>> BEGIN Records to process
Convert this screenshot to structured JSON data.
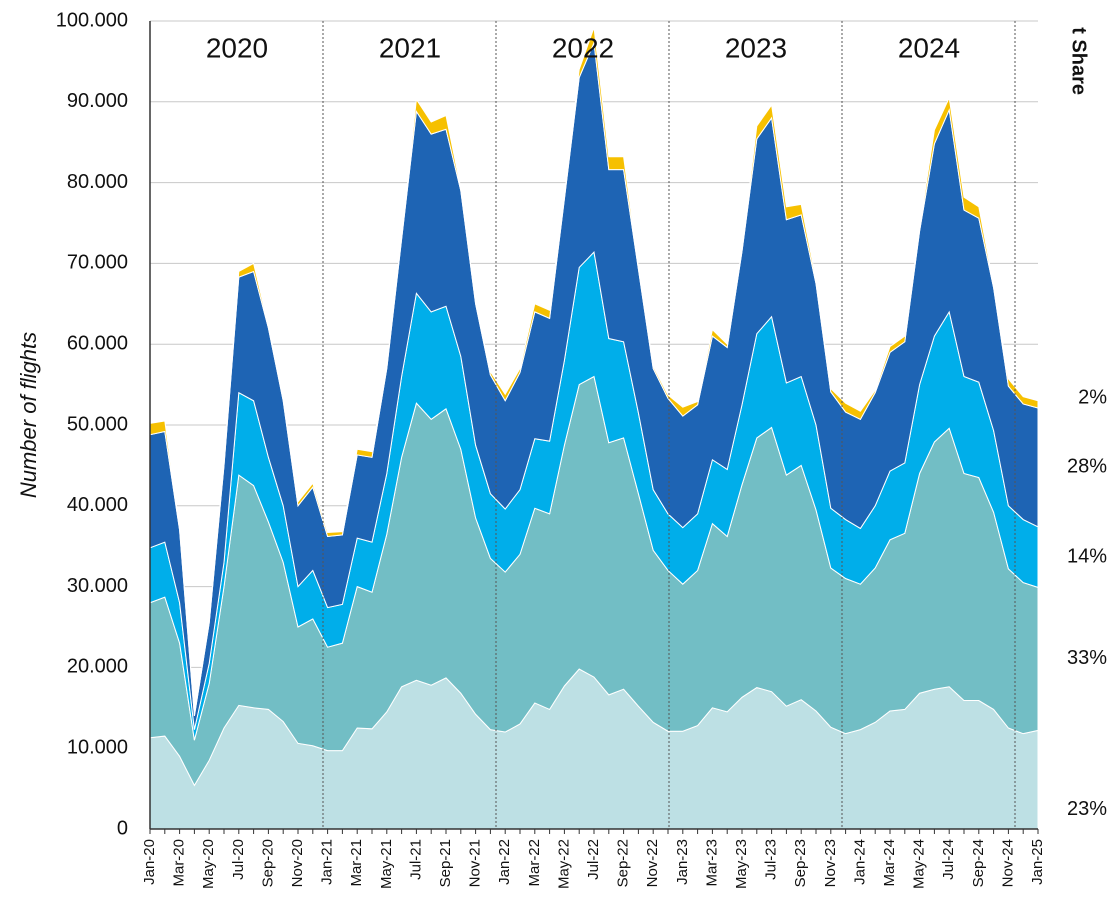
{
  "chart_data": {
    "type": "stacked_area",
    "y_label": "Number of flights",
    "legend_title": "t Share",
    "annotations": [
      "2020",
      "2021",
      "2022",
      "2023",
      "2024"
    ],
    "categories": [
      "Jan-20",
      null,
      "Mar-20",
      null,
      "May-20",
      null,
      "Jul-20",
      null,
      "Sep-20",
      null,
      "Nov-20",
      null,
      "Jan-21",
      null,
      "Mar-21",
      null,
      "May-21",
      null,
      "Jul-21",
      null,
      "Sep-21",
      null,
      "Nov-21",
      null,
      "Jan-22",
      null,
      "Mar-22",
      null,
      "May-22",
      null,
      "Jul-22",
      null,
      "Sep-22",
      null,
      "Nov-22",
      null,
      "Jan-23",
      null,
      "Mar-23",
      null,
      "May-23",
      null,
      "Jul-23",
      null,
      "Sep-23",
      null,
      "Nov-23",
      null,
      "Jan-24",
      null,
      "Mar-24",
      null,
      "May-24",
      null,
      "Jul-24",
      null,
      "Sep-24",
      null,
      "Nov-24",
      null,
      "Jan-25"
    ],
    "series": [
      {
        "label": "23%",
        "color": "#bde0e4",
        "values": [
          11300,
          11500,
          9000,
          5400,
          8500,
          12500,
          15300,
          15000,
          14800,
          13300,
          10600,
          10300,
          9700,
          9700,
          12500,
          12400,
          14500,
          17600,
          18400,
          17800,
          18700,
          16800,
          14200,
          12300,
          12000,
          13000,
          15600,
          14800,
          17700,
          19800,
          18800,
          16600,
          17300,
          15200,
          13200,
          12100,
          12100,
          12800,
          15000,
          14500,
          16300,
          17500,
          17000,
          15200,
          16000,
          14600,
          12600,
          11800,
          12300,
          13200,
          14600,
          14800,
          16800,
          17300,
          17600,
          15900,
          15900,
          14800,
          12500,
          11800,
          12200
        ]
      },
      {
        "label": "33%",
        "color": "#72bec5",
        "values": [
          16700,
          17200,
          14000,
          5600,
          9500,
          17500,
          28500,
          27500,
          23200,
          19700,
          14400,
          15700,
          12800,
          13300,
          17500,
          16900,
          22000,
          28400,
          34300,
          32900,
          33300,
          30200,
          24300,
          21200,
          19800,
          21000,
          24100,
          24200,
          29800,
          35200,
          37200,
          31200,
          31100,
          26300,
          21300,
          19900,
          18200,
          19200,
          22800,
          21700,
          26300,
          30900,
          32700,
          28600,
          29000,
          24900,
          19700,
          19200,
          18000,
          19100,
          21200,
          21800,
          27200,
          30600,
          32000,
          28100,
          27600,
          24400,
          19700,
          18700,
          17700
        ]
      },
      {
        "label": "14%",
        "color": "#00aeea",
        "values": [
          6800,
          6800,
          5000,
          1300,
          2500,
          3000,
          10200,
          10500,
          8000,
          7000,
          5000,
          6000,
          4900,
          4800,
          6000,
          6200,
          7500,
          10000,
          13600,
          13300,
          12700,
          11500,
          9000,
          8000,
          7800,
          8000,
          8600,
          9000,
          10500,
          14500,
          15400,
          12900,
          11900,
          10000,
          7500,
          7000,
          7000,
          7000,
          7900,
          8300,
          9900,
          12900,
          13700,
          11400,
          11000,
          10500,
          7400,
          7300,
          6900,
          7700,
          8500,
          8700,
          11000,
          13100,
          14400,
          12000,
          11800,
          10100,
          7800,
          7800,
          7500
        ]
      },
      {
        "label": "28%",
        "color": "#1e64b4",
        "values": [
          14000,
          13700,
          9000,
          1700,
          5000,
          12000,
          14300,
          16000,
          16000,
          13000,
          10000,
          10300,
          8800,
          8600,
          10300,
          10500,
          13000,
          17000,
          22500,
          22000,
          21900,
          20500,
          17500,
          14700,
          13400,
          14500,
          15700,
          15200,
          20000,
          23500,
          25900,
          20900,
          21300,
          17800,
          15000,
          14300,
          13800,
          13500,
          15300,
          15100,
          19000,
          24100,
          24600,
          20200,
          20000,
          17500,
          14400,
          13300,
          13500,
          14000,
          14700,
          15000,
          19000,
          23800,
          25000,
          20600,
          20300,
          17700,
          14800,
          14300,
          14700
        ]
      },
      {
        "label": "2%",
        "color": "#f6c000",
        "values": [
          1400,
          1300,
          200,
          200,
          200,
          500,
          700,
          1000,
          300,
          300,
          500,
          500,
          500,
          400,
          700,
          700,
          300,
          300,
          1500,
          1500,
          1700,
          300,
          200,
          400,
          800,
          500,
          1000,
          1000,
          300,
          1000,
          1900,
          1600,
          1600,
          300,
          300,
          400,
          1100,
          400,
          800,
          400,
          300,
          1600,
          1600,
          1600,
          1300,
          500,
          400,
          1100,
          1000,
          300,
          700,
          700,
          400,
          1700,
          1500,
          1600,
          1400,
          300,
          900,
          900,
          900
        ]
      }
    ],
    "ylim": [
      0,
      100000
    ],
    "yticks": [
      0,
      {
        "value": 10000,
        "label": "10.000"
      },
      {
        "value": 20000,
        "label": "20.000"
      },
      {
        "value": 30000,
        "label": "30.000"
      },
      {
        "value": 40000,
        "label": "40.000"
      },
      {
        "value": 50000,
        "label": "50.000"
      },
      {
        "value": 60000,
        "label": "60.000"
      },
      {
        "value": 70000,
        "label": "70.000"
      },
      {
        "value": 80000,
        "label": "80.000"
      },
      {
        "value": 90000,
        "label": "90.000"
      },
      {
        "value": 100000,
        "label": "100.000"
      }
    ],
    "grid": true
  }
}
>> END Records to process
▸ Objective: Track down every line holding the string "color" and copy it.

▸ Task response:
        "color": "#bde0e4",
        "color": "#72bec5",
        "color": "#00aeea",
        "color": "#1e64b4",
        "color": "#f6c000",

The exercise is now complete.